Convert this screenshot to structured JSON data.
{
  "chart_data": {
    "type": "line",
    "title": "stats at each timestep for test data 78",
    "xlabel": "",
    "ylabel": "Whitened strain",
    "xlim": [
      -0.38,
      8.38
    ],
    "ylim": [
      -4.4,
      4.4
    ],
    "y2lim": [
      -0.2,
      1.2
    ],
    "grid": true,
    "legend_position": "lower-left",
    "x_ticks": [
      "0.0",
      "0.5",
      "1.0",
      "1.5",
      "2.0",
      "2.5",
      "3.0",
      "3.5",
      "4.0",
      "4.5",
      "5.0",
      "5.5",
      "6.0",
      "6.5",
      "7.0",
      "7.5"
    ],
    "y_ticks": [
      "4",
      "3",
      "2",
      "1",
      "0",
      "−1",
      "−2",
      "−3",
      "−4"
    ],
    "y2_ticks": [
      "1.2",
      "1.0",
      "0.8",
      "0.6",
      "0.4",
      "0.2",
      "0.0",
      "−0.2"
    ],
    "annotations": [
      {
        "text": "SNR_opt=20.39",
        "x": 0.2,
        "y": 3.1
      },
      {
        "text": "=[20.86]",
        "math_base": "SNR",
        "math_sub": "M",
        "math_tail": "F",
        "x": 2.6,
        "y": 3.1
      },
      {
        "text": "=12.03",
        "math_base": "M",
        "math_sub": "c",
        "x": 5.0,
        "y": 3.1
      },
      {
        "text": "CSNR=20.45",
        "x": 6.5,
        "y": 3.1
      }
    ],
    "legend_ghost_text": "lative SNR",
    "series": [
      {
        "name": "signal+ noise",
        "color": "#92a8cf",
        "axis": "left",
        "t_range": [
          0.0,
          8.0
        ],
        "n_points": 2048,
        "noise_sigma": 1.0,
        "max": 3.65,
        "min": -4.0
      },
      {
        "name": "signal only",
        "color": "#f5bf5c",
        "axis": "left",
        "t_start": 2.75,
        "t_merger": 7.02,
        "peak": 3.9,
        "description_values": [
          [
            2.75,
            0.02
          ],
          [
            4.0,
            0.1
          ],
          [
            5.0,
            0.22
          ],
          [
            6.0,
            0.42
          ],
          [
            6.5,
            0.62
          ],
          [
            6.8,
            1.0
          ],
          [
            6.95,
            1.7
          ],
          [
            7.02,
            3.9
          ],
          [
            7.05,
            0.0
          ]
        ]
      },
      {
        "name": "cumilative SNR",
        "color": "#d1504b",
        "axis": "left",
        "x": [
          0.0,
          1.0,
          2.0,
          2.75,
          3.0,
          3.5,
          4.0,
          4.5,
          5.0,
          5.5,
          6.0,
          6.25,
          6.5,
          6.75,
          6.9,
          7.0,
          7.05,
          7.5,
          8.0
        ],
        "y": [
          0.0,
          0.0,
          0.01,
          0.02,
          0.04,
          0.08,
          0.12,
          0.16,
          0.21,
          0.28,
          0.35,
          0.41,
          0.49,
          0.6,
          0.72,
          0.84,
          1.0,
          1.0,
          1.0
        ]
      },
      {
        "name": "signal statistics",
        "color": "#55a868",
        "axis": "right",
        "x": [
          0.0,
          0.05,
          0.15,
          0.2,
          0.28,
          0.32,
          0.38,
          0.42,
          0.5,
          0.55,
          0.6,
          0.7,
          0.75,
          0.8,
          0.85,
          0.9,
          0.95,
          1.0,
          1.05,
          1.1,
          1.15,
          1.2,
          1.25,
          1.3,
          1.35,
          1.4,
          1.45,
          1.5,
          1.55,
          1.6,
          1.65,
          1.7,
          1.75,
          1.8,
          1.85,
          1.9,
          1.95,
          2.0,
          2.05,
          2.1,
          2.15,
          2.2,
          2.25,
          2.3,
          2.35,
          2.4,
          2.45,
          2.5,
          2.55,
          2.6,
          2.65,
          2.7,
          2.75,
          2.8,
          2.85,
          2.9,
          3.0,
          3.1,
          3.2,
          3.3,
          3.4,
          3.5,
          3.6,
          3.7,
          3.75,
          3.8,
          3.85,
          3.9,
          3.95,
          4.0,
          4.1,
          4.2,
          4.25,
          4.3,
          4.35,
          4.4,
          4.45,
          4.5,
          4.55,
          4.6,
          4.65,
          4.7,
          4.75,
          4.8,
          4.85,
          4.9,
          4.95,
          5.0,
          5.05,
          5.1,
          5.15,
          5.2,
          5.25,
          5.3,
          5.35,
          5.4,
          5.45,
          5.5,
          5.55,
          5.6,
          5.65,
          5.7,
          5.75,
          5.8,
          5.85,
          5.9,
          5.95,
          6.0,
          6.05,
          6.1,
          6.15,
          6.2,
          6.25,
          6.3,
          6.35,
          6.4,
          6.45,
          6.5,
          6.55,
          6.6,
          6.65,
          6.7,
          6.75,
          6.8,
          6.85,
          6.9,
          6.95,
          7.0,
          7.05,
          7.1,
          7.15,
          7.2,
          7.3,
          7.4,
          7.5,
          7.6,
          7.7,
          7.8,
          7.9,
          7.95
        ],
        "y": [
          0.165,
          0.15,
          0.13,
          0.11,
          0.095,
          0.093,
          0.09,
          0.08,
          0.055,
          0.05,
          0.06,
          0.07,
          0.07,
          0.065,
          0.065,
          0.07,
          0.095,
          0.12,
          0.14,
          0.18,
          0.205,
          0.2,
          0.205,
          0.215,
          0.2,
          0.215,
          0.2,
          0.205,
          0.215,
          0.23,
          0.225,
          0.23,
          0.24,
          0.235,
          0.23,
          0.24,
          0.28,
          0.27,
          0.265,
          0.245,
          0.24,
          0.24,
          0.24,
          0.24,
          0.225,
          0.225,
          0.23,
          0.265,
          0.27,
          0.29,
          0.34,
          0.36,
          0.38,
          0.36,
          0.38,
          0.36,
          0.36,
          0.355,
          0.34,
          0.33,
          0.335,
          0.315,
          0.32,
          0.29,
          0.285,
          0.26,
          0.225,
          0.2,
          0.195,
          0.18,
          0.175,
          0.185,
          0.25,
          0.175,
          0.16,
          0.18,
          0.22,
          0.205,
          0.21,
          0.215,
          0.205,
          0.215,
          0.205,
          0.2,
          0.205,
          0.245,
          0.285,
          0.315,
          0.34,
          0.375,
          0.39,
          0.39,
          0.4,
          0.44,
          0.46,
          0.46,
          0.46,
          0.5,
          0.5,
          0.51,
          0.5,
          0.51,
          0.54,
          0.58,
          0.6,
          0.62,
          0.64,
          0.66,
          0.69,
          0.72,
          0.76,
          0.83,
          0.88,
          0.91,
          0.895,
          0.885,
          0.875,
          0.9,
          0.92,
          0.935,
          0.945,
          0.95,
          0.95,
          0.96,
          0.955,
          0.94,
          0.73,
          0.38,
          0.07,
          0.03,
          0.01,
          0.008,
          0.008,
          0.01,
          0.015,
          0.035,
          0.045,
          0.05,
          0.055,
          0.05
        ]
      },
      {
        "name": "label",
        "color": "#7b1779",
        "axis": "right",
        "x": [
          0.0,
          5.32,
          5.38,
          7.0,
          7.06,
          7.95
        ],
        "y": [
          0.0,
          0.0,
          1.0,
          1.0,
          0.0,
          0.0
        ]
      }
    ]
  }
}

********************

## WORK TO COMPLETE
Repeat every entry word for word.

## THE RESPONSE
Convert this screenshot to structured JSON data.
{
  "chart_data": {
    "type": "line",
    "title": "stats at each timestep for test data 78",
    "xlabel": "",
    "ylabel": "Whitened strain",
    "xlim": [
      -0.38,
      8.38
    ],
    "ylim": [
      -4.4,
      4.4
    ],
    "y2lim": [
      -0.2,
      1.2
    ],
    "grid": true,
    "legend_position": "lower-left",
    "x_ticks": [
      "0.0",
      "0.5",
      "1.0",
      "1.5",
      "2.0",
      "2.5",
      "3.0",
      "3.5",
      "4.0",
      "4.5",
      "5.0",
      "5.5",
      "6.0",
      "6.5",
      "7.0",
      "7.5"
    ],
    "y_ticks": [
      "4",
      "3",
      "2",
      "1",
      "0",
      "−1",
      "−2",
      "−3",
      "−4"
    ],
    "y2_ticks": [
      "1.2",
      "1.0",
      "0.8",
      "0.6",
      "0.4",
      "0.2",
      "0.0",
      "−0.2"
    ],
    "annotations": [
      {
        "text": "SNR_opt=20.39",
        "x": 0.2,
        "y": 3.1
      },
      {
        "text": "=[20.86]",
        "math_base": "SNR",
        "math_sub": "M",
        "math_tail": "F",
        "x": 2.6,
        "y": 3.1
      },
      {
        "text": "=12.03",
        "math_base": "M",
        "math_sub": "c",
        "x": 5.0,
        "y": 3.1
      },
      {
        "text": "CSNR=20.45",
        "x": 6.5,
        "y": 3.1
      }
    ],
    "legend_ghost_text": "lative SNR",
    "series": [
      {
        "name": "signal+ noise",
        "color": "#92a8cf",
        "axis": "left",
        "t_range": [
          0.0,
          8.0
        ],
        "n_points": 2048,
        "noise_sigma": 1.0,
        "max": 3.65,
        "min": -4.0
      },
      {
        "name": "signal only",
        "color": "#f5bf5c",
        "axis": "left",
        "t_start": 2.75,
        "t_merger": 7.02,
        "peak": 3.9,
        "description_values": [
          [
            2.75,
            0.02
          ],
          [
            4.0,
            0.1
          ],
          [
            5.0,
            0.22
          ],
          [
            6.0,
            0.42
          ],
          [
            6.5,
            0.62
          ],
          [
            6.8,
            1.0
          ],
          [
            6.95,
            1.7
          ],
          [
            7.02,
            3.9
          ],
          [
            7.05,
            0.0
          ]
        ]
      },
      {
        "name": "cumilative SNR",
        "color": "#d1504b",
        "axis": "left",
        "x": [
          0.0,
          1.0,
          2.0,
          2.75,
          3.0,
          3.5,
          4.0,
          4.5,
          5.0,
          5.5,
          6.0,
          6.25,
          6.5,
          6.75,
          6.9,
          7.0,
          7.05,
          7.5,
          8.0
        ],
        "y": [
          0.0,
          0.0,
          0.01,
          0.02,
          0.04,
          0.08,
          0.12,
          0.16,
          0.21,
          0.28,
          0.35,
          0.41,
          0.49,
          0.6,
          0.72,
          0.84,
          1.0,
          1.0,
          1.0
        ]
      },
      {
        "name": "signal statistics",
        "color": "#55a868",
        "axis": "right",
        "x": [
          0.0,
          0.05,
          0.15,
          0.2,
          0.28,
          0.32,
          0.38,
          0.42,
          0.5,
          0.55,
          0.6,
          0.7,
          0.75,
          0.8,
          0.85,
          0.9,
          0.95,
          1.0,
          1.05,
          1.1,
          1.15,
          1.2,
          1.25,
          1.3,
          1.35,
          1.4,
          1.45,
          1.5,
          1.55,
          1.6,
          1.65,
          1.7,
          1.75,
          1.8,
          1.85,
          1.9,
          1.95,
          2.0,
          2.05,
          2.1,
          2.15,
          2.2,
          2.25,
          2.3,
          2.35,
          2.4,
          2.45,
          2.5,
          2.55,
          2.6,
          2.65,
          2.7,
          2.75,
          2.8,
          2.85,
          2.9,
          3.0,
          3.1,
          3.2,
          3.3,
          3.4,
          3.5,
          3.6,
          3.7,
          3.75,
          3.8,
          3.85,
          3.9,
          3.95,
          4.0,
          4.1,
          4.2,
          4.25,
          4.3,
          4.35,
          4.4,
          4.45,
          4.5,
          4.55,
          4.6,
          4.65,
          4.7,
          4.75,
          4.8,
          4.85,
          4.9,
          4.95,
          5.0,
          5.05,
          5.1,
          5.15,
          5.2,
          5.25,
          5.3,
          5.35,
          5.4,
          5.45,
          5.5,
          5.55,
          5.6,
          5.65,
          5.7,
          5.75,
          5.8,
          5.85,
          5.9,
          5.95,
          6.0,
          6.05,
          6.1,
          6.15,
          6.2,
          6.25,
          6.3,
          6.35,
          6.4,
          6.45,
          6.5,
          6.55,
          6.6,
          6.65,
          6.7,
          6.75,
          6.8,
          6.85,
          6.9,
          6.95,
          7.0,
          7.05,
          7.1,
          7.15,
          7.2,
          7.3,
          7.4,
          7.5,
          7.6,
          7.7,
          7.8,
          7.9,
          7.95
        ],
        "y": [
          0.165,
          0.15,
          0.13,
          0.11,
          0.095,
          0.093,
          0.09,
          0.08,
          0.055,
          0.05,
          0.06,
          0.07,
          0.07,
          0.065,
          0.065,
          0.07,
          0.095,
          0.12,
          0.14,
          0.18,
          0.205,
          0.2,
          0.205,
          0.215,
          0.2,
          0.215,
          0.2,
          0.205,
          0.215,
          0.23,
          0.225,
          0.23,
          0.24,
          0.235,
          0.23,
          0.24,
          0.28,
          0.27,
          0.265,
          0.245,
          0.24,
          0.24,
          0.24,
          0.24,
          0.225,
          0.225,
          0.23,
          0.265,
          0.27,
          0.29,
          0.34,
          0.36,
          0.38,
          0.36,
          0.38,
          0.36,
          0.36,
          0.355,
          0.34,
          0.33,
          0.335,
          0.315,
          0.32,
          0.29,
          0.285,
          0.26,
          0.225,
          0.2,
          0.195,
          0.18,
          0.175,
          0.185,
          0.25,
          0.175,
          0.16,
          0.18,
          0.22,
          0.205,
          0.21,
          0.215,
          0.205,
          0.215,
          0.205,
          0.2,
          0.205,
          0.245,
          0.285,
          0.315,
          0.34,
          0.375,
          0.39,
          0.39,
          0.4,
          0.44,
          0.46,
          0.46,
          0.46,
          0.5,
          0.5,
          0.51,
          0.5,
          0.51,
          0.54,
          0.58,
          0.6,
          0.62,
          0.64,
          0.66,
          0.69,
          0.72,
          0.76,
          0.83,
          0.88,
          0.91,
          0.895,
          0.885,
          0.875,
          0.9,
          0.92,
          0.935,
          0.945,
          0.95,
          0.95,
          0.96,
          0.955,
          0.94,
          0.73,
          0.38,
          0.07,
          0.03,
          0.01,
          0.008,
          0.008,
          0.01,
          0.015,
          0.035,
          0.045,
          0.05,
          0.055,
          0.05
        ]
      },
      {
        "name": "label",
        "color": "#7b1779",
        "axis": "right",
        "x": [
          0.0,
          5.32,
          5.38,
          7.0,
          7.06,
          7.95
        ],
        "y": [
          0.0,
          0.0,
          1.0,
          1.0,
          0.0,
          0.0
        ]
      }
    ]
  }
}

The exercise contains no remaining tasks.